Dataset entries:

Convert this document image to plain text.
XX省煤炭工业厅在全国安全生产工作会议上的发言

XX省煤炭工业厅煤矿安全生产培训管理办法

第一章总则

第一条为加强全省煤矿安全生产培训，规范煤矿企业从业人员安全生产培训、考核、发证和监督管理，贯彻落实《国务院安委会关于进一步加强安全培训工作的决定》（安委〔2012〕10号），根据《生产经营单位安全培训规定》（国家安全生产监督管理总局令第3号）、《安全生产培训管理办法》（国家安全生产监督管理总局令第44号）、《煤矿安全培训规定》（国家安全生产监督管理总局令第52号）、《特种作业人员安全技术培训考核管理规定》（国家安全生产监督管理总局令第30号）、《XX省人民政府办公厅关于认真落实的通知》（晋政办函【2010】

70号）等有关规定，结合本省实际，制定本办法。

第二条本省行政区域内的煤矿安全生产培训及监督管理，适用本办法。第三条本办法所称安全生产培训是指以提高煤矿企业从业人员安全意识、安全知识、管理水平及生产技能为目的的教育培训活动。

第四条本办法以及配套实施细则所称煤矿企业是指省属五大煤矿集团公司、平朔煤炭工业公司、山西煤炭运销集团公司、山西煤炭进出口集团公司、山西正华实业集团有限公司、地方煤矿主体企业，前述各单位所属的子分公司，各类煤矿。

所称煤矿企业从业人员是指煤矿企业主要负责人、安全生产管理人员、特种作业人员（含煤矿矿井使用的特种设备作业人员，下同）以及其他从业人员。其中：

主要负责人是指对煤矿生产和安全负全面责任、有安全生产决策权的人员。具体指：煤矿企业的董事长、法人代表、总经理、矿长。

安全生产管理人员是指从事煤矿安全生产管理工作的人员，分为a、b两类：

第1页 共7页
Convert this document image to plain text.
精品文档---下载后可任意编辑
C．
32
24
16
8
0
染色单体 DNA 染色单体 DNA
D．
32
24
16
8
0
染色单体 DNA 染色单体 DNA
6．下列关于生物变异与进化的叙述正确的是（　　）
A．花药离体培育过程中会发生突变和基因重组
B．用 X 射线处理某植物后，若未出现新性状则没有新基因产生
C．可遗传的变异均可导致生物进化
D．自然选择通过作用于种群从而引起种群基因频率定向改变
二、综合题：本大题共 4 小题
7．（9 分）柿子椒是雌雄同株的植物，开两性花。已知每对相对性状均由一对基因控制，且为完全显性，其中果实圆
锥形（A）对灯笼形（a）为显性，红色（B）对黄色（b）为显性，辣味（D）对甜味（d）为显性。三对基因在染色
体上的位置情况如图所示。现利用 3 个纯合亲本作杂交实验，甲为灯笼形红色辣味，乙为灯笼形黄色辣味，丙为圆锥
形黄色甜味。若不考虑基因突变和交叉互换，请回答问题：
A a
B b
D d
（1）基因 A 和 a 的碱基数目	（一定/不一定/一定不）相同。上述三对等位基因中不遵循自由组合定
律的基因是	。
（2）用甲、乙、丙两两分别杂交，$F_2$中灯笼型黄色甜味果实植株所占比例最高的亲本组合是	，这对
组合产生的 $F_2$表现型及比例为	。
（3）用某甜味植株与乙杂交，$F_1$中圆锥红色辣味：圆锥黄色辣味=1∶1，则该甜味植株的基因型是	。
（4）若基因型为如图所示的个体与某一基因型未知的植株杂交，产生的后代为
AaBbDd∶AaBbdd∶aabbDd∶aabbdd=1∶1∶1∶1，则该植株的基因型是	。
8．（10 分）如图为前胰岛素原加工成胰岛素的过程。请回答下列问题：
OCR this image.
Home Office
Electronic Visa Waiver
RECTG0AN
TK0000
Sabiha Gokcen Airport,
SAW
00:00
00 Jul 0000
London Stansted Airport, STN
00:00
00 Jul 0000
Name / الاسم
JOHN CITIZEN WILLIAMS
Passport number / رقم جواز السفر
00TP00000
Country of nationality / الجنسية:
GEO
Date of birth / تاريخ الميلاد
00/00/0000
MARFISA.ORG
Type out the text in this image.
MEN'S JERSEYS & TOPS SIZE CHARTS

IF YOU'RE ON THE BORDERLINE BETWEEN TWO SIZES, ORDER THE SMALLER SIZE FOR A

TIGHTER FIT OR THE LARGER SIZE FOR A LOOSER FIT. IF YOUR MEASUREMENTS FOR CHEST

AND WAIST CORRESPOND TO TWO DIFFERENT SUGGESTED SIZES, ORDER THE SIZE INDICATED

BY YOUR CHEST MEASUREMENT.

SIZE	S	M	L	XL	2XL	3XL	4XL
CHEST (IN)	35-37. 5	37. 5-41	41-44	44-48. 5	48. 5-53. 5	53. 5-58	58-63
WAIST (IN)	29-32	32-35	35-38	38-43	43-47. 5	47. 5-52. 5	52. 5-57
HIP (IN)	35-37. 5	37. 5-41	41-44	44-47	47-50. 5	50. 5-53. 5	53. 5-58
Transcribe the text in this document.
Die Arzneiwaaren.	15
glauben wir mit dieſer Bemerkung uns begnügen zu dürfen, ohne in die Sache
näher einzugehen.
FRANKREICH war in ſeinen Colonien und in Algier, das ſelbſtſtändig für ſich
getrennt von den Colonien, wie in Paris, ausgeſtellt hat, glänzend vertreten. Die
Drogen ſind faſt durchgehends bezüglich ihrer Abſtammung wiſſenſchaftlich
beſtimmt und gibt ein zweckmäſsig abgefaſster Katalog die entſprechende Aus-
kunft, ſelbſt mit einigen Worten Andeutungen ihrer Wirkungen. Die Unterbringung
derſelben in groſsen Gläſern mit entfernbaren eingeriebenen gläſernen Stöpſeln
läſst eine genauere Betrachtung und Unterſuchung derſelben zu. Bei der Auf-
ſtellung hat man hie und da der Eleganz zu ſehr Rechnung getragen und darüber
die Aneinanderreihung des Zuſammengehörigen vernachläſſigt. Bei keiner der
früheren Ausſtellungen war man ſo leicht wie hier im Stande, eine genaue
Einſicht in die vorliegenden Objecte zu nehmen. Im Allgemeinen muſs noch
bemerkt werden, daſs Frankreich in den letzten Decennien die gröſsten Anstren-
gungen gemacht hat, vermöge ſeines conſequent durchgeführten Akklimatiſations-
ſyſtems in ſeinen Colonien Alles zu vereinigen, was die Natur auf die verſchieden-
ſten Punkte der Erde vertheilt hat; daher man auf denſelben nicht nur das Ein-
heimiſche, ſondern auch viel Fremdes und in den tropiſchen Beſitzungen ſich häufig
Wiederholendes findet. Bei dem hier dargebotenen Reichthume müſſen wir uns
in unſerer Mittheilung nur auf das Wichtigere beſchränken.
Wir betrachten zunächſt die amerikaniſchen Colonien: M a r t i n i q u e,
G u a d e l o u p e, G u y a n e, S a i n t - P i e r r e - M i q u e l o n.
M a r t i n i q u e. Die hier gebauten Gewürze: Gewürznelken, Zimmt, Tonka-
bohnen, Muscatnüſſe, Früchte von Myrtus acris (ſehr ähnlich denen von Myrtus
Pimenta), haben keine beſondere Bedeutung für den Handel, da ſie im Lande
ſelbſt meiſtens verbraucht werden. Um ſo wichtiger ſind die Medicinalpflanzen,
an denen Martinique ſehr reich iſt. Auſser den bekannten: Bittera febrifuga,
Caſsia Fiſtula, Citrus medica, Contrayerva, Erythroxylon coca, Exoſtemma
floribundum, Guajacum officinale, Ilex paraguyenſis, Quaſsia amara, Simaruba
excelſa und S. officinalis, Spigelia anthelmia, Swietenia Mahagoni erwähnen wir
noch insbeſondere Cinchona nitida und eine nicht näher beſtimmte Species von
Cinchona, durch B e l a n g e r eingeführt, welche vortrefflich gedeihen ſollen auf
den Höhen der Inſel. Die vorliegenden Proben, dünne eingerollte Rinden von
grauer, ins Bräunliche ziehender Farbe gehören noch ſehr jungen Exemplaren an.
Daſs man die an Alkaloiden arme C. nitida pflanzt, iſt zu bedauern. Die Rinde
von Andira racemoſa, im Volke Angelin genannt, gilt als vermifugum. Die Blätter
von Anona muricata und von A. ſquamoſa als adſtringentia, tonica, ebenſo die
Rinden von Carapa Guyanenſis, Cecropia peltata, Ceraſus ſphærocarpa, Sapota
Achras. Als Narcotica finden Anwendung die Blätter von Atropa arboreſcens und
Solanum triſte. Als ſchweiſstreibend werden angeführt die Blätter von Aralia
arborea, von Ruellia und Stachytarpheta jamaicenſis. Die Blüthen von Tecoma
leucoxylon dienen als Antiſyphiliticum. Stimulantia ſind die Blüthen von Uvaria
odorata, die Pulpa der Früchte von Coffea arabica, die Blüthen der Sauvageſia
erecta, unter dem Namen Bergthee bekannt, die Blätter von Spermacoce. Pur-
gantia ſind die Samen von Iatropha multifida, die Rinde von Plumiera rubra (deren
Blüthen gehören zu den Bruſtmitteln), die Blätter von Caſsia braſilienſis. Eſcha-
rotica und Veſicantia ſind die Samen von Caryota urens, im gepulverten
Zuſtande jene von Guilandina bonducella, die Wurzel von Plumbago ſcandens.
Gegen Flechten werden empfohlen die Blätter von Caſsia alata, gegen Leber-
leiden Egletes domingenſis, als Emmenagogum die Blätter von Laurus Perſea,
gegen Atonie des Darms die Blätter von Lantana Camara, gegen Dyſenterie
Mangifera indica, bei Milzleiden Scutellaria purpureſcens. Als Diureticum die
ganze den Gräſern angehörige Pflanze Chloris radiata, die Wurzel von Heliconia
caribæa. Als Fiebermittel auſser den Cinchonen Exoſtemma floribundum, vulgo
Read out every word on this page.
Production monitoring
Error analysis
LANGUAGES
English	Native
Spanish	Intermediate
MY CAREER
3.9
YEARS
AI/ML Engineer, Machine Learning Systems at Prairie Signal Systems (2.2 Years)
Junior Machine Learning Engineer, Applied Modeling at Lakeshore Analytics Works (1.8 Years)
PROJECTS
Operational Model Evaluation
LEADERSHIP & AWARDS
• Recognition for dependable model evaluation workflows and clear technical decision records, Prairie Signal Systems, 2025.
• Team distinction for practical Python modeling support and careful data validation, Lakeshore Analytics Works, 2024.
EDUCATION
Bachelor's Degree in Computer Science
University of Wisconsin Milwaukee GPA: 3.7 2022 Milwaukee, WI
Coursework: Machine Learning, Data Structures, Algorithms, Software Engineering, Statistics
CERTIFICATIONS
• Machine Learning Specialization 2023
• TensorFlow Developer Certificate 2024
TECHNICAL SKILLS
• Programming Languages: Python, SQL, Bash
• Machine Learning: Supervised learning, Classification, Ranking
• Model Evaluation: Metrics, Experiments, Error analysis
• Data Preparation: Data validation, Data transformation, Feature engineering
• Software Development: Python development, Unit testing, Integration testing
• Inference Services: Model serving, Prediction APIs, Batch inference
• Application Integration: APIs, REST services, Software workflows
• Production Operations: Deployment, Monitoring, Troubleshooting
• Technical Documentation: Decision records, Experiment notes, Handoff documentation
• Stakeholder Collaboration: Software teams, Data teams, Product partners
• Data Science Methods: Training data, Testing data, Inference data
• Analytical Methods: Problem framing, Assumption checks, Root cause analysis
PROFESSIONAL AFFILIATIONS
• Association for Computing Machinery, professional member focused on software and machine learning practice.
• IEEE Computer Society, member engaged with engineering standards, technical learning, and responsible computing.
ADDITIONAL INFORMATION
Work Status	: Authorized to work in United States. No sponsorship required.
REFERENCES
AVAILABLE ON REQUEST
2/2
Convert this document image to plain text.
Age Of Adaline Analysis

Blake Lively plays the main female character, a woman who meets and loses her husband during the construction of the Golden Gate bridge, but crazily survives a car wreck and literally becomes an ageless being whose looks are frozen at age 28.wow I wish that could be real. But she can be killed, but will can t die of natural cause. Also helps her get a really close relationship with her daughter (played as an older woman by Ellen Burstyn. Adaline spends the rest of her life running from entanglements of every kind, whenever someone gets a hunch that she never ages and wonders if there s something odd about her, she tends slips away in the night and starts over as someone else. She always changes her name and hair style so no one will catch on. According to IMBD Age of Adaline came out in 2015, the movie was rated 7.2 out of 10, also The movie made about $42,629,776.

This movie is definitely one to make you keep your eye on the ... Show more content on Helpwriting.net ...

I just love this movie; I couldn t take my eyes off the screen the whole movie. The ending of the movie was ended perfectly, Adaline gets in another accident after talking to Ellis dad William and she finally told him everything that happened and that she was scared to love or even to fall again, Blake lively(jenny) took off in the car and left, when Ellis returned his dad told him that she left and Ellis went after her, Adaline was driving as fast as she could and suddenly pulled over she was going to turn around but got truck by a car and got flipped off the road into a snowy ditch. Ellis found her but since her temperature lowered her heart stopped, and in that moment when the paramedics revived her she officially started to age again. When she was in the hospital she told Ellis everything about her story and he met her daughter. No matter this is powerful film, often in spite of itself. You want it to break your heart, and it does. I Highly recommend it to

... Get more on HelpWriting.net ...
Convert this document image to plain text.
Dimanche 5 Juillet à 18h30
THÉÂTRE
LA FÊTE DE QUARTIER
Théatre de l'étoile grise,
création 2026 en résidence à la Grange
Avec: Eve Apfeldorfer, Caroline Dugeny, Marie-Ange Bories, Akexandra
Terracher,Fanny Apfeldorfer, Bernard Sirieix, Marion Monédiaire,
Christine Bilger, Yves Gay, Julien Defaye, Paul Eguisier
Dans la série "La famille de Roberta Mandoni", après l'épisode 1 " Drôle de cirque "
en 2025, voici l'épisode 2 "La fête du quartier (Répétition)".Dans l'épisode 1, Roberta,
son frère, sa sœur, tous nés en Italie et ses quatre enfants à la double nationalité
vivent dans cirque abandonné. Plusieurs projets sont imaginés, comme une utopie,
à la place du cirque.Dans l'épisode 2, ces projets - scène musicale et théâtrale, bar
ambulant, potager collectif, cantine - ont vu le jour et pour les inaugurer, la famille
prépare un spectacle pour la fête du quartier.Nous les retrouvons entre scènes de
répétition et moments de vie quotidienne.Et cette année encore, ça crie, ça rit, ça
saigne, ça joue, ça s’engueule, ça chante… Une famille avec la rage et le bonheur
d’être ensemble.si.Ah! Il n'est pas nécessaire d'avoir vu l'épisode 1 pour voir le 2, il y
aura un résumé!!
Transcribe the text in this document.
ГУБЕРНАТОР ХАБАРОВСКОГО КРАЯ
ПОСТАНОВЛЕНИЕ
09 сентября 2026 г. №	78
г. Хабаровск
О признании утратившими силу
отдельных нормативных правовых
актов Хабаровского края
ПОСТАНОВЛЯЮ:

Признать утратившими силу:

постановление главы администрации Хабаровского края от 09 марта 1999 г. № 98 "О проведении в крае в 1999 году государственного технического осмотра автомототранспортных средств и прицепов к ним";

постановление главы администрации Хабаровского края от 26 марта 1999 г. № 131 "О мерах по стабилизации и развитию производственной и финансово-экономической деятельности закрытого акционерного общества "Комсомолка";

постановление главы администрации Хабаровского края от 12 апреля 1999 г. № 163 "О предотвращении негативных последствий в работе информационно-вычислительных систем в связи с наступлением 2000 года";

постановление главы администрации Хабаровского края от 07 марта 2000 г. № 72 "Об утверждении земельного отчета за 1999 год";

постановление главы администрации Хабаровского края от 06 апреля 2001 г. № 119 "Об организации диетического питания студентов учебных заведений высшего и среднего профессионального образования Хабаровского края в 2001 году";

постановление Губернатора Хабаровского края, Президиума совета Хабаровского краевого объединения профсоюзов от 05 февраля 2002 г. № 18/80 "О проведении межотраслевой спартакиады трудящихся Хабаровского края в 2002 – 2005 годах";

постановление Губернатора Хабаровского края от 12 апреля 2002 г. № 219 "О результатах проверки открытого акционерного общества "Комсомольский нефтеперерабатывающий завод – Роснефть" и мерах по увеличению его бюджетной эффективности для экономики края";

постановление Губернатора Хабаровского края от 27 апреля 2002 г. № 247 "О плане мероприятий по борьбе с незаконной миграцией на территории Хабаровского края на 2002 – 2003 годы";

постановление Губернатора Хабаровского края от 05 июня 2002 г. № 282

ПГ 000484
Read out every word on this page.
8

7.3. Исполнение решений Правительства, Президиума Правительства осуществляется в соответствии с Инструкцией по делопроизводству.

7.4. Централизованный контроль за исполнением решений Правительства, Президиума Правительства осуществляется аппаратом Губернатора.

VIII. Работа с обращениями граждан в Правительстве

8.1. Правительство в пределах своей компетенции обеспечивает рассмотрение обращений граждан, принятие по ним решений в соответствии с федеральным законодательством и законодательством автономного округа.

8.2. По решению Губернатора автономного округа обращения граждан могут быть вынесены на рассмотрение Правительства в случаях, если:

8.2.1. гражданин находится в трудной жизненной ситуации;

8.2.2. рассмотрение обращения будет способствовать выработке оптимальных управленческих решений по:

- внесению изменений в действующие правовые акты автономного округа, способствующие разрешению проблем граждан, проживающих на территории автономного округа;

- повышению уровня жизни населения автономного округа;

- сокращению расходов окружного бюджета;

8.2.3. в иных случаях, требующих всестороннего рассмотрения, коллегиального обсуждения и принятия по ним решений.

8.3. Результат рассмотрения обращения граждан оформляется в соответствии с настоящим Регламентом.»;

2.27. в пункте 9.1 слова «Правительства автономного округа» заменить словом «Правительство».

Aim:
Check each line of the data above for the string "floribundum" and report only how many lines have it.

Final answer:
2